SOURCE DATA:
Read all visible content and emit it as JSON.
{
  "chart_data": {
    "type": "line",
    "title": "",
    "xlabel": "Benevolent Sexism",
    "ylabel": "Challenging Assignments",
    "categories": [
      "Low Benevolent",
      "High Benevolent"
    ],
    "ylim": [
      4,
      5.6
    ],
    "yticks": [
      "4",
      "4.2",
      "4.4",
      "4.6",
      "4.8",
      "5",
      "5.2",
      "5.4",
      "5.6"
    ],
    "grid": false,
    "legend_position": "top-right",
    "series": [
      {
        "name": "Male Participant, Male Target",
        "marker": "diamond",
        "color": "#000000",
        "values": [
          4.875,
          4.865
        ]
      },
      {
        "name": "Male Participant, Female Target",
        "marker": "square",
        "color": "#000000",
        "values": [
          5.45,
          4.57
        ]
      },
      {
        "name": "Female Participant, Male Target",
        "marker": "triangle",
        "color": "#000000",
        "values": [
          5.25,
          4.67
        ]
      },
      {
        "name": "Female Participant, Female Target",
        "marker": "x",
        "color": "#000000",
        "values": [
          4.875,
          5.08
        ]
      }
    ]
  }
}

DIRECTIONS FOR THIS TASK: Each line above is to be repeated exactly.

RESPONSE TO THIS EXERCISE:
Read all visible content and emit it as JSON.
{
  "chart_data": {
    "type": "line",
    "title": "",
    "xlabel": "Benevolent Sexism",
    "ylabel": "Challenging Assignments",
    "categories": [
      "Low Benevolent",
      "High Benevolent"
    ],
    "ylim": [
      4,
      5.6
    ],
    "yticks": [
      "4",
      "4.2",
      "4.4",
      "4.6",
      "4.8",
      "5",
      "5.2",
      "5.4",
      "5.6"
    ],
    "grid": false,
    "legend_position": "top-right",
    "series": [
      {
        "name": "Male Participant, Male Target",
        "marker": "diamond",
        "color": "#000000",
        "values": [
          4.875,
          4.865
        ]
      },
      {
        "name": "Male Participant, Female Target",
        "marker": "square",
        "color": "#000000",
        "values": [
          5.45,
          4.57
        ]
      },
      {
        "name": "Female Participant, Male Target",
        "marker": "triangle",
        "color": "#000000",
        "values": [
          5.25,
          4.67
        ]
      },
      {
        "name": "Female Participant, Female Target",
        "marker": "x",
        "color": "#000000",
        "values": [
          4.875,
          5.08
        ]
      }
    ]
  }
}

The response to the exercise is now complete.